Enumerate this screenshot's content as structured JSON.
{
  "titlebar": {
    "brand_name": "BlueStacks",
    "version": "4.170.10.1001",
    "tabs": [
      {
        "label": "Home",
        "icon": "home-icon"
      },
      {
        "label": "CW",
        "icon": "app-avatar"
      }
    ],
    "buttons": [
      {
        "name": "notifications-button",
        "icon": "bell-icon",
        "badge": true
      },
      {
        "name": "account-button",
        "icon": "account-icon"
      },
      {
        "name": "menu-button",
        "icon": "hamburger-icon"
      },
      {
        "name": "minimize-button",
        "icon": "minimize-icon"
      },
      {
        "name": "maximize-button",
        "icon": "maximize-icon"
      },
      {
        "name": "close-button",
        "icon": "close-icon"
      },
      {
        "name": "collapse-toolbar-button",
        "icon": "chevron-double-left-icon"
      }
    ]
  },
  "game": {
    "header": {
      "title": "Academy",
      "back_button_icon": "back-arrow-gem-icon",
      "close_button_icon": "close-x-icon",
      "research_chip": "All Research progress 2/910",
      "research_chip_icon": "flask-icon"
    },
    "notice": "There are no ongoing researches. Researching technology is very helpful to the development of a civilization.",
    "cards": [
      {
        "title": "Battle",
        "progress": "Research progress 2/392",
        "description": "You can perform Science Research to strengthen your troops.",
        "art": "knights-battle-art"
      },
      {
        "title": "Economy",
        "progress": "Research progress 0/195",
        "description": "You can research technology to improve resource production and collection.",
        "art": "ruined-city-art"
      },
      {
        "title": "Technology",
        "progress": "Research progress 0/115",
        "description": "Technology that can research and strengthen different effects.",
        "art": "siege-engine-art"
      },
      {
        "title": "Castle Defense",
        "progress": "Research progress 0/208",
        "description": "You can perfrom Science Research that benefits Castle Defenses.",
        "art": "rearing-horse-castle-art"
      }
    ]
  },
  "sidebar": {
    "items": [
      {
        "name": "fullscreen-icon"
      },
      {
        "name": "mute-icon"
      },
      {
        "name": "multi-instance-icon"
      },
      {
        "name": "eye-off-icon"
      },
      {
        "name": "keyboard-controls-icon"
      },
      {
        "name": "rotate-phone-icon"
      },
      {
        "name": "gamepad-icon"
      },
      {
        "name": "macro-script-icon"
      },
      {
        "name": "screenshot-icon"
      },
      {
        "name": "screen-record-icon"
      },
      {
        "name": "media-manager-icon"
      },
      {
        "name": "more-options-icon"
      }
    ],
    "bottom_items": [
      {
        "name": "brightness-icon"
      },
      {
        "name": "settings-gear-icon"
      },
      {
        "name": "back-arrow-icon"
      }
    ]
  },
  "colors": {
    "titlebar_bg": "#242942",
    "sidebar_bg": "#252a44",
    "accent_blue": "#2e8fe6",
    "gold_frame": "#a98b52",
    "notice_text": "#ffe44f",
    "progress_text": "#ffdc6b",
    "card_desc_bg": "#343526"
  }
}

What is asked: Please output the entries above, every line exactly as it reads.

Solution below:
Enumerate this screenshot's content as structured JSON.
{
  "titlebar": {
    "brand_name": "BlueStacks",
    "version": "4.170.10.1001",
    "tabs": [
      {
        "label": "Home",
        "icon": "home-icon"
      },
      {
        "label": "CW",
        "icon": "app-avatar"
      }
    ],
    "buttons": [
      {
        "name": "notifications-button",
        "icon": "bell-icon",
        "badge": true
      },
      {
        "name": "account-button",
        "icon": "account-icon"
      },
      {
        "name": "menu-button",
        "icon": "hamburger-icon"
      },
      {
        "name": "minimize-button",
        "icon": "minimize-icon"
      },
      {
        "name": "maximize-button",
        "icon": "maximize-icon"
      },
      {
        "name": "close-button",
        "icon": "close-icon"
      },
      {
        "name": "collapse-toolbar-button",
        "icon": "chevron-double-left-icon"
      }
    ]
  },
  "game": {
    "header": {
      "title": "Academy",
      "back_button_icon": "back-arrow-gem-icon",
      "close_button_icon": "close-x-icon",
      "research_chip": "All Research progress 2/910",
      "research_chip_icon": "flask-icon"
    },
    "notice": "There are no ongoing researches. Researching technology is very helpful to the development of a civilization.",
    "cards": [
      {
        "title": "Battle",
        "progress": "Research progress 2/392",
        "description": "You can perform Science Research to strengthen your troops.",
        "art": "knights-battle-art"
      },
      {
        "title": "Economy",
        "progress": "Research progress 0/195",
        "description": "You can research technology to improve resource production and collection.",
        "art": "ruined-city-art"
      },
      {
        "title": "Technology",
        "progress": "Research progress 0/115",
        "description": "Technology that can research and strengthen different effects.",
        "art": "siege-engine-art"
      },
      {
        "title": "Castle Defense",
        "progress": "Research progress 0/208",
        "description": "You can perfrom Science Research that benefits Castle Defenses.",
        "art": "rearing-horse-castle-art"
      }
    ]
  },
  "sidebar": {
    "items": [
      {
        "name": "fullscreen-icon"
      },
      {
        "name": "mute-icon"
      },
      {
        "name": "multi-instance-icon"
      },
      {
        "name": "eye-off-icon"
      },
      {
        "name": "keyboard-controls-icon"
      },
      {
        "name": "rotate-phone-icon"
      },
      {
        "name": "gamepad-icon"
      },
      {
        "name": "macro-script-icon"
      },
      {
        "name": "screenshot-icon"
      },
      {
        "name": "screen-record-icon"
      },
      {
        "name": "media-manager-icon"
      },
      {
        "name": "more-options-icon"
      }
    ],
    "bottom_items": [
      {
        "name": "brightness-icon"
      },
      {
        "name": "settings-gear-icon"
      },
      {
        "name": "back-arrow-icon"
      }
    ]
  },
  "colors": {
    "titlebar_bg": "#242942",
    "sidebar_bg": "#252a44",
    "accent_blue": "#2e8fe6",
    "gold_frame": "#a98b52",
    "notice_text": "#ffe44f",
    "progress_text": "#ffdc6b",
    "card_desc_bg": "#343526"
  }
}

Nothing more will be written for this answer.